- [CHALLENGE] Each record below should be repeated precisely as written.
BEGIN LISTED ENTRIES
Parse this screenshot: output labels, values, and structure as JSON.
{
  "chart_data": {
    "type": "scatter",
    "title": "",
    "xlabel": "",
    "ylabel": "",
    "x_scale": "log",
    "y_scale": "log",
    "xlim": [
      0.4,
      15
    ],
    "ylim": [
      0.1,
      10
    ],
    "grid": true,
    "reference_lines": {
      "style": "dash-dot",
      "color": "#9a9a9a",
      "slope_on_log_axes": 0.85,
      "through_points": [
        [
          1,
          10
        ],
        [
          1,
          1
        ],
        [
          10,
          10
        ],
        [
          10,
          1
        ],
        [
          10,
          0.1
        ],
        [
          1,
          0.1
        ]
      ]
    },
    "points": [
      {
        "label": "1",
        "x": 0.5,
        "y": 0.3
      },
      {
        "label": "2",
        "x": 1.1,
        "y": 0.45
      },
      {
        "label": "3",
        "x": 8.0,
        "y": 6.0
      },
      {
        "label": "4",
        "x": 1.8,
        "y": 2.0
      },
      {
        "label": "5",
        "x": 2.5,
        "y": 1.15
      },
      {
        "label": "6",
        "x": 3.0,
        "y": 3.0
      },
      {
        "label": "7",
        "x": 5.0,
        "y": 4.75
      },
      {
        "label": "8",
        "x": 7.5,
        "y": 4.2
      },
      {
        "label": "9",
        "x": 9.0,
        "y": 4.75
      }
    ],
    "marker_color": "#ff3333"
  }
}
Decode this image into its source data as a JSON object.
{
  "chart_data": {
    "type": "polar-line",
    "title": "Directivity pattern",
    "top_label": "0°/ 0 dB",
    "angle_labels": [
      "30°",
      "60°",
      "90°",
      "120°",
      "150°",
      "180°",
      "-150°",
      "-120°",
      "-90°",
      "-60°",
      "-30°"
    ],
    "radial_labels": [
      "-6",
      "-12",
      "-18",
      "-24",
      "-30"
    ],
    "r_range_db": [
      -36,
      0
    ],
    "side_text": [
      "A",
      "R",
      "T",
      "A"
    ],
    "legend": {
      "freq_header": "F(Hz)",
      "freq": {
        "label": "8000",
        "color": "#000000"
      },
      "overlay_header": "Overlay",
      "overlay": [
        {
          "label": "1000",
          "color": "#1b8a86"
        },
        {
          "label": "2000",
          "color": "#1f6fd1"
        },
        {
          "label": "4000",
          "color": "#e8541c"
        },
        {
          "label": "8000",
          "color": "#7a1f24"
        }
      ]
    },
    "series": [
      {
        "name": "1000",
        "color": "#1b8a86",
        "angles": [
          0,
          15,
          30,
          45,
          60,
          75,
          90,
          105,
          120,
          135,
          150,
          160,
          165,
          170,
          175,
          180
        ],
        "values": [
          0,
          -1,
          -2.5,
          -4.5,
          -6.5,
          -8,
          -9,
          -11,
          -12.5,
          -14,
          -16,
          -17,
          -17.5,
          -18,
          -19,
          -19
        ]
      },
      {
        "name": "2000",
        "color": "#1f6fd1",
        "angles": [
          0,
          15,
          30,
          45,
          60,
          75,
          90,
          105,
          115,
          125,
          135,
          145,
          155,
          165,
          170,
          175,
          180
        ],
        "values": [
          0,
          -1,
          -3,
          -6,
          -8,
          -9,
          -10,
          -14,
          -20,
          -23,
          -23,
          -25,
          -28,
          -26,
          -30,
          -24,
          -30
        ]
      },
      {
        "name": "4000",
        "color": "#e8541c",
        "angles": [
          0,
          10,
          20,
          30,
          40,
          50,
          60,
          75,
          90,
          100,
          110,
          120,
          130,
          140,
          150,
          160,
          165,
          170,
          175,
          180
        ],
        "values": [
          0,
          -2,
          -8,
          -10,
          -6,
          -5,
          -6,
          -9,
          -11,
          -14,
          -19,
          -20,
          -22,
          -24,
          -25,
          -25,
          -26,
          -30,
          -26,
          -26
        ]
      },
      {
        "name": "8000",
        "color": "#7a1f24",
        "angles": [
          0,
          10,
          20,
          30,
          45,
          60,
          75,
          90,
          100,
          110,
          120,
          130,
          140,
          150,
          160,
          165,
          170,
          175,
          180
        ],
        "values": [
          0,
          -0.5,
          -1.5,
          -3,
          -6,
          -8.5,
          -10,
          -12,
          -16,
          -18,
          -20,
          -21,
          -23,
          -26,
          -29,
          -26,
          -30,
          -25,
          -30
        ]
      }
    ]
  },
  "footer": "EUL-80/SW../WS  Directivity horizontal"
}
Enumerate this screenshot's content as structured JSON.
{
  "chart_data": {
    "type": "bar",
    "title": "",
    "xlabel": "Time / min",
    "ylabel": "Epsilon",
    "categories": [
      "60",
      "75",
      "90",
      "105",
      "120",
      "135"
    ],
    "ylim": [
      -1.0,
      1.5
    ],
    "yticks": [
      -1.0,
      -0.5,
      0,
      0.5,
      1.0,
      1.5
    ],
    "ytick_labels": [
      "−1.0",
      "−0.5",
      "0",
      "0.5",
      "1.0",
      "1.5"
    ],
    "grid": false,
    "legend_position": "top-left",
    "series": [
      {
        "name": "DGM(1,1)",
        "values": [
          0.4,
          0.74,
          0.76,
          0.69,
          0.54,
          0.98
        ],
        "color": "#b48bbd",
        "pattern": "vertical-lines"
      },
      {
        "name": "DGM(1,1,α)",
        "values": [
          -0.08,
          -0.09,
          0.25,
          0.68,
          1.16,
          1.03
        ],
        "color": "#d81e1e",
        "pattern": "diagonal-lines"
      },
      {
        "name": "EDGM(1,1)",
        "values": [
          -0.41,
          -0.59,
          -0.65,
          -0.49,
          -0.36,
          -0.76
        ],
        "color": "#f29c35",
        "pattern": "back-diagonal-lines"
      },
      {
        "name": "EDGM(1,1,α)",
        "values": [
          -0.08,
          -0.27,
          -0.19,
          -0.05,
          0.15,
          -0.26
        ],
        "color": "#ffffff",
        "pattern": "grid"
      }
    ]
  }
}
END LISTED ENTRIES
- [THE RESPONSE]
Parse this screenshot: output labels, values, and structure as JSON.
{
  "chart_data": {
    "type": "scatter",
    "title": "",
    "xlabel": "",
    "ylabel": "",
    "x_scale": "log",
    "y_scale": "log",
    "xlim": [
      0.4,
      15
    ],
    "ylim": [
      0.1,
      10
    ],
    "grid": true,
    "reference_lines": {
      "style": "dash-dot",
      "color": "#9a9a9a",
      "slope_on_log_axes": 0.85,
      "through_points": [
        [
          1,
          10
        ],
        [
          1,
          1
        ],
        [
          10,
          10
        ],
        [
          10,
          1
        ],
        [
          10,
          0.1
        ],
        [
          1,
          0.1
        ]
      ]
    },
    "points": [
      {
        "label": "1",
        "x": 0.5,
        "y": 0.3
      },
      {
        "label": "2",
        "x": 1.1,
        "y": 0.45
      },
      {
        "label": "3",
        "x": 8.0,
        "y": 6.0
      },
      {
        "label": "4",
        "x": 1.8,
        "y": 2.0
      },
      {
        "label": "5",
        "x": 2.5,
        "y": 1.15
      },
      {
        "label": "6",
        "x": 3.0,
        "y": 3.0
      },
      {
        "label": "7",
        "x": 5.0,
        "y": 4.75
      },
      {
        "label": "8",
        "x": 7.5,
        "y": 4.2
      },
      {
        "label": "9",
        "x": 9.0,
        "y": 4.75
      }
    ],
    "marker_color": "#ff3333"
  }
}
Decode this image into its source data as a JSON object.
{
  "chart_data": {
    "type": "polar-line",
    "title": "Directivity pattern",
    "top_label": "0°/ 0 dB",
    "angle_labels": [
      "30°",
      "60°",
      "90°",
      "120°",
      "150°",
      "180°",
      "-150°",
      "-120°",
      "-90°",
      "-60°",
      "-30°"
    ],
    "radial_labels": [
      "-6",
      "-12",
      "-18",
      "-24",
      "-30"
    ],
    "r_range_db": [
      -36,
      0
    ],
    "side_text": [
      "A",
      "R",
      "T",
      "A"
    ],
    "legend": {
      "freq_header": "F(Hz)",
      "freq": {
        "label": "8000",
        "color": "#000000"
      },
      "overlay_header": "Overlay",
      "overlay": [
        {
          "label": "1000",
          "color": "#1b8a86"
        },
        {
          "label": "2000",
          "color": "#1f6fd1"
        },
        {
          "label": "4000",
          "color": "#e8541c"
        },
        {
          "label": "8000",
          "color": "#7a1f24"
        }
      ]
    },
    "series": [
      {
        "name": "1000",
        "color": "#1b8a86",
        "angles": [
          0,
          15,
          30,
          45,
          60,
          75,
          90,
          105,
          120,
          135,
          150,
          160,
          165,
          170,
          175,
          180
        ],
        "values": [
          0,
          -1,
          -2.5,
          -4.5,
          -6.5,
          -8,
          -9,
          -11,
          -12.5,
          -14,
          -16,
          -17,
          -17.5,
          -18,
          -19,
          -19
        ]
      },
      {
        "name": "2000",
        "color": "#1f6fd1",
        "angles": [
          0,
          15,
          30,
          45,
          60,
          75,
          90,
          105,
          115,
          125,
          135,
          145,
          155,
          165,
          170,
          175,
          180
        ],
        "values": [
          0,
          -1,
          -3,
          -6,
          -8,
          -9,
          -10,
          -14,
          -20,
          -23,
          -23,
          -25,
          -28,
          -26,
          -30,
          -24,
          -30
        ]
      },
      {
        "name": "4000",
        "color": "#e8541c",
        "angles": [
          0,
          10,
          20,
          30,
          40,
          50,
          60,
          75,
          90,
          100,
          110,
          120,
          130,
          140,
          150,
          160,
          165,
          170,
          175,
          180
        ],
        "values": [
          0,
          -2,
          -8,
          -10,
          -6,
          -5,
          -6,
          -9,
          -11,
          -14,
          -19,
          -20,
          -22,
          -24,
          -25,
          -25,
          -26,
          -30,
          -26,
          -26
        ]
      },
      {
        "name": "8000",
        "color": "#7a1f24",
        "angles": [
          0,
          10,
          20,
          30,
          45,
          60,
          75,
          90,
          100,
          110,
          120,
          130,
          140,
          150,
          160,
          165,
          170,
          175,
          180
        ],
        "values": [
          0,
          -0.5,
          -1.5,
          -3,
          -6,
          -8.5,
          -10,
          -12,
          -16,
          -18,
          -20,
          -21,
          -23,
          -26,
          -29,
          -26,
          -30,
          -25,
          -30
        ]
      }
    ]
  },
  "footer": "EUL-80/SW../WS  Directivity horizontal"
}
Enumerate this screenshot's content as structured JSON.
{
  "chart_data": {
    "type": "bar",
    "title": "",
    "xlabel": "Time / min",
    "ylabel": "Epsilon",
    "categories": [
      "60",
      "75",
      "90",
      "105",
      "120",
      "135"
    ],
    "ylim": [
      -1.0,
      1.5
    ],
    "yticks": [
      -1.0,
      -0.5,
      0,
      0.5,
      1.0,
      1.5
    ],
    "ytick_labels": [
      "−1.0",
      "−0.5",
      "0",
      "0.5",
      "1.0",
      "1.5"
    ],
    "grid": false,
    "legend_position": "top-left",
    "series": [
      {
        "name": "DGM(1,1)",
        "values": [
          0.4,
          0.74,
          0.76,
          0.69,
          0.54,
          0.98
        ],
        "color": "#b48bbd",
        "pattern": "vertical-lines"
      },
      {
        "name": "DGM(1,1,α)",
        "values": [
          -0.08,
          -0.09,
          0.25,
          0.68,
          1.16,
          1.03
        ],
        "color": "#d81e1e",
        "pattern": "diagonal-lines"
      },
      {
        "name": "EDGM(1,1)",
        "values": [
          -0.41,
          -0.59,
          -0.65,
          -0.49,
          -0.36,
          -0.76
        ],
        "color": "#f29c35",
        "pattern": "back-diagonal-lines"
      },
      {
        "name": "EDGM(1,1,α)",
        "values": [
          -0.08,
          -0.27,
          -0.19,
          -0.05,
          0.15,
          -0.26
        ],
        "color": "#ffffff",
        "pattern": "grid"
      }
    ]
  }
}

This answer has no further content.